What is being asked — Find and copy every line in the records that includes the string "инвестиционной".

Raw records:
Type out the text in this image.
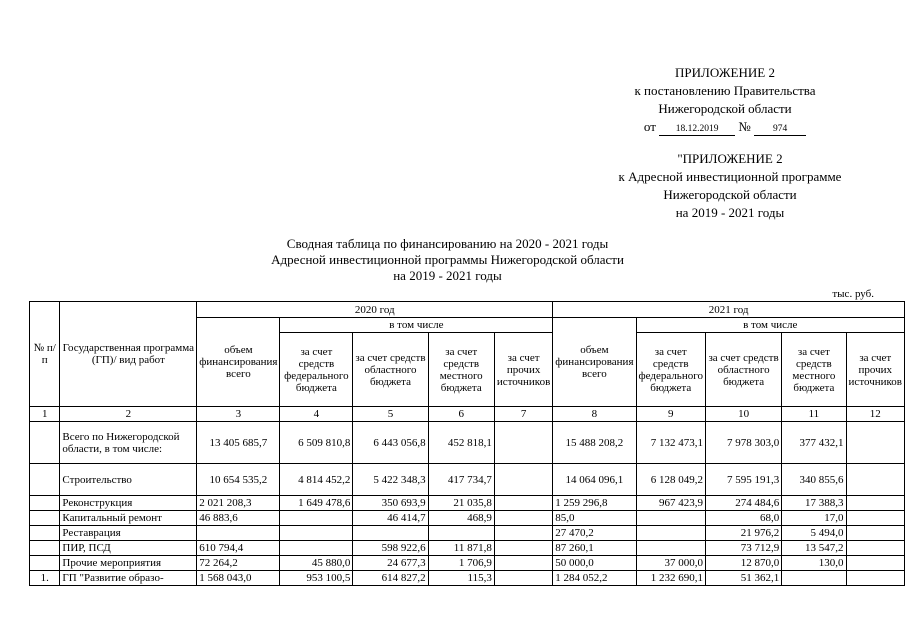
ПРИЛОЖЕНИЕ 2
к постановлению Правительства
Нижегородской области
от 18.12.2019 № 974
"ПРИЛОЖЕНИЕ 2
к Адресной инвестиционной программе
Нижегородской области
на 2019 - 2021 годы
Сводная таблица по финансированию на 2020 - 2021 годы
Адресной инвестиционной программы Нижегородской области
на 2019 - 2021 годы
тыс. руб.
№ п/п	Государственная программа (ГП)/ вид работ	2020 год					2021 год				
		объем финансирования всего	в том числе				объем финансирования всего	в том числе			
			за счет средств федерального бюджета	за счет средств областного бюджета	за счет средств местного бюджета	за счет прочих источников		за счет средств федерального бюджета	за счет средств областного бюджета	за счет средств местного бюджета	за счет прочих источников
1	2	3	4	5	6	7	8	9	10	11	12
	Всего по Нижегородской области, в том числе:	13 405 685,7	6 509 810,8	6 443 056,8	452 818,1		15 488 208,2	7 132 473,1	7 978 303,0	377 432,1	
	Строительство	10 654 535,2	4 814 452,2	5 422 348,3	417 734,7		14 064 096,1	6 128 049,2	7 595 191,3	340 855,6	
	Реконструкция	2 021 208,3	1 649 478,6	350 693,9	21 035,8		1 259 296,8	967 423,9	274 484,6	17 388,3	
	Капитальный ремонт	46 883,6		46 414,7	468,9		85,0		68,0	17,0	
	Реставрация						27 470,2		21 976,2	5 494,0	
	ПИР, ПСД	610 794,4		598 922,6	11 871,8		87 260,1		73 712,9	13 547,2	
	Прочие мероприятия	72 264,2	45 880,0	24 677,3	1 706,9		50 000,0	37 000,0	12 870,0	130,0	
1.	ГП "Развитие образо-	1 568 043,0	953 100,5	614 827,2	115,3		1 284 052,2	1 232 690,1	51 362,1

Solution —
к Адресной инвестиционной программе
Адресной инвестиционной программы Нижегородской области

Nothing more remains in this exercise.